INSTRUCTION —
Return every line of the material that contains the string "button", copying each line in full.

Element and bounding-box listings —
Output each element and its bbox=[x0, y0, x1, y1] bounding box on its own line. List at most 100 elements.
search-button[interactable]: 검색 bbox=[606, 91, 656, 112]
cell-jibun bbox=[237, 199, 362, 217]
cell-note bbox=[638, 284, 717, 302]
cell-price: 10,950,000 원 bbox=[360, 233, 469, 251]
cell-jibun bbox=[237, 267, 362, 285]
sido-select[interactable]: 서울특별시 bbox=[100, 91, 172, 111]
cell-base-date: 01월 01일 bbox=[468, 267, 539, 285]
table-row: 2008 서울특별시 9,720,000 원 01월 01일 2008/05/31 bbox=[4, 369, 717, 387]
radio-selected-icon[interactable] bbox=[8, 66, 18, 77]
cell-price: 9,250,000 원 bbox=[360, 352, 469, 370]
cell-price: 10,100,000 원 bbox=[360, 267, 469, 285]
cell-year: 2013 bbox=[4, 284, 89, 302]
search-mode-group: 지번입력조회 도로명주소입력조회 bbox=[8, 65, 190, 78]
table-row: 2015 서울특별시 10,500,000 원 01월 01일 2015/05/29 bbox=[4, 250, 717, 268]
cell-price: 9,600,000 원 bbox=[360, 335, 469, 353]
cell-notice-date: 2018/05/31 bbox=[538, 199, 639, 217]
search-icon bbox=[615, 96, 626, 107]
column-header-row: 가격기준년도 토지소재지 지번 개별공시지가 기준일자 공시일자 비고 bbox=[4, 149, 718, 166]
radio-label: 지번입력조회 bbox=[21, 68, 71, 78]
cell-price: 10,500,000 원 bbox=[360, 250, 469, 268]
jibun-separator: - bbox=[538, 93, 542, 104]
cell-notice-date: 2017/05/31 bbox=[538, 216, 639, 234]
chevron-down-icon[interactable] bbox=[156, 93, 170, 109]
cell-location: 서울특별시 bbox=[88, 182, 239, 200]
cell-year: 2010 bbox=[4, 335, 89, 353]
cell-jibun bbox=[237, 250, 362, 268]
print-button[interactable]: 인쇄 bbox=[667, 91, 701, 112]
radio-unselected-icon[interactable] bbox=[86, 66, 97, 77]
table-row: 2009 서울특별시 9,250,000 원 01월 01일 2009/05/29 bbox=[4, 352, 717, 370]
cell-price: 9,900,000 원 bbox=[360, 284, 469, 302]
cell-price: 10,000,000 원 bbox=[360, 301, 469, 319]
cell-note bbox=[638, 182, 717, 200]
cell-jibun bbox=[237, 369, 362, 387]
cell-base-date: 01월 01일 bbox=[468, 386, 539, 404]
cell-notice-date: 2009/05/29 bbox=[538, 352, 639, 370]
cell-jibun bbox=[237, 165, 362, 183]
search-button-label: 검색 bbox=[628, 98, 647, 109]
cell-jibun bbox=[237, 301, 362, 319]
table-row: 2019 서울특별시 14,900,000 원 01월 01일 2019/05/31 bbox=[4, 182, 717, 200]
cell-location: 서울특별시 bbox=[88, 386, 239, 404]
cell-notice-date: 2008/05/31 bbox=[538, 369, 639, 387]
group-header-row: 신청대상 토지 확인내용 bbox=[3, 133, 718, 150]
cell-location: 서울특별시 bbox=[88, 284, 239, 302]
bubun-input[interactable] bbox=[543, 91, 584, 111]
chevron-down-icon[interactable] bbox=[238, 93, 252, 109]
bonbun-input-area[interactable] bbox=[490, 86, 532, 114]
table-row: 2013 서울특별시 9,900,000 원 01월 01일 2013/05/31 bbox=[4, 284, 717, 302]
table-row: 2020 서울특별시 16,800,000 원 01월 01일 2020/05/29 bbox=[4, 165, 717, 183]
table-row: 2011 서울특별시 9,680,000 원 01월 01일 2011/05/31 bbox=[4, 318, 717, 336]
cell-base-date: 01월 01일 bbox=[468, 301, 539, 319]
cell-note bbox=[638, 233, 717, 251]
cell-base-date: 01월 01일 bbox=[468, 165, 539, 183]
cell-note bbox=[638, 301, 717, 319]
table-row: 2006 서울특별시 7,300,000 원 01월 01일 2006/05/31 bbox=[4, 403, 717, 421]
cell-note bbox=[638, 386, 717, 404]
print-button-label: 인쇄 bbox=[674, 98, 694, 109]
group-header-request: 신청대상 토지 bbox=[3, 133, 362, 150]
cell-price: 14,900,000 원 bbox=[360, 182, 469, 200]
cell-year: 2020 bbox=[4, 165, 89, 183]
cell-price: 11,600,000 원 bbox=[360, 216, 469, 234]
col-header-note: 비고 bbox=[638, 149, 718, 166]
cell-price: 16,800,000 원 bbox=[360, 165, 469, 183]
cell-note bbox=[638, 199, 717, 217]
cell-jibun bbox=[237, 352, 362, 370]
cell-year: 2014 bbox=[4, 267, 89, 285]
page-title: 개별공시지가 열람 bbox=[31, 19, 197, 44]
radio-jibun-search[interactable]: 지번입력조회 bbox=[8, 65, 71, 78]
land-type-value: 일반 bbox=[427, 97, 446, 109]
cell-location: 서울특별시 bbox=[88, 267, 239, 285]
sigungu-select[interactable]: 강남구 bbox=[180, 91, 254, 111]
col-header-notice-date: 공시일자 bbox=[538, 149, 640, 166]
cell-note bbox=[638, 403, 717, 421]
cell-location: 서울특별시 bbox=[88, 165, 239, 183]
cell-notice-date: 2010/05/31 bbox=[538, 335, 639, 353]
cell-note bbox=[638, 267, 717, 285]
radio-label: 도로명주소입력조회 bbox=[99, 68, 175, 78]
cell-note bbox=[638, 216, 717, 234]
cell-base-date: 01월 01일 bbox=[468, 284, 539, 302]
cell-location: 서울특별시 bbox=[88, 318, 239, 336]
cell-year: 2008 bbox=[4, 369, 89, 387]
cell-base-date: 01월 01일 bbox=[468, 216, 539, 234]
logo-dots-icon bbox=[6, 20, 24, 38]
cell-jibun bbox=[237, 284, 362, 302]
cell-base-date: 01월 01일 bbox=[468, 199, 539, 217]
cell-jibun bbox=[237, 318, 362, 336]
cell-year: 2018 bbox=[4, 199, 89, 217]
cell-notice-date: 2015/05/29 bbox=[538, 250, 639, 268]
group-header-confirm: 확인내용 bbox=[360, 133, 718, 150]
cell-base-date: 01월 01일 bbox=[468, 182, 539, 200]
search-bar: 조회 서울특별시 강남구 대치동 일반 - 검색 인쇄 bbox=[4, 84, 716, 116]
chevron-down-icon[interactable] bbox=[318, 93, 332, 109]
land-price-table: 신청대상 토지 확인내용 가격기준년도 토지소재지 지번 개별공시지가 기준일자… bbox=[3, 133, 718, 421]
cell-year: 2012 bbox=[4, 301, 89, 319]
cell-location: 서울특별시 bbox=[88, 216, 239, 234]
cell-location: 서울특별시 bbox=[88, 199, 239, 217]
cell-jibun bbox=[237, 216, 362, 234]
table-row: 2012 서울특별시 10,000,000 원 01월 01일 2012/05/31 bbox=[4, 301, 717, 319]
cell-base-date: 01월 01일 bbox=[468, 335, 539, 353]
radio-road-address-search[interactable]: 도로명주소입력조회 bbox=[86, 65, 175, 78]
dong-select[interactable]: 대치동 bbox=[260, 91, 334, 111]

ANSWER TO THIS TASK —
search-button[interactable]: 검색 bbox=[606, 91, 656, 112]
print-button[interactable]: 인쇄 bbox=[667, 91, 701, 112]
search-button-label: 검색 bbox=[628, 98, 647, 109]
print-button-label: 인쇄 bbox=[674, 98, 694, 109]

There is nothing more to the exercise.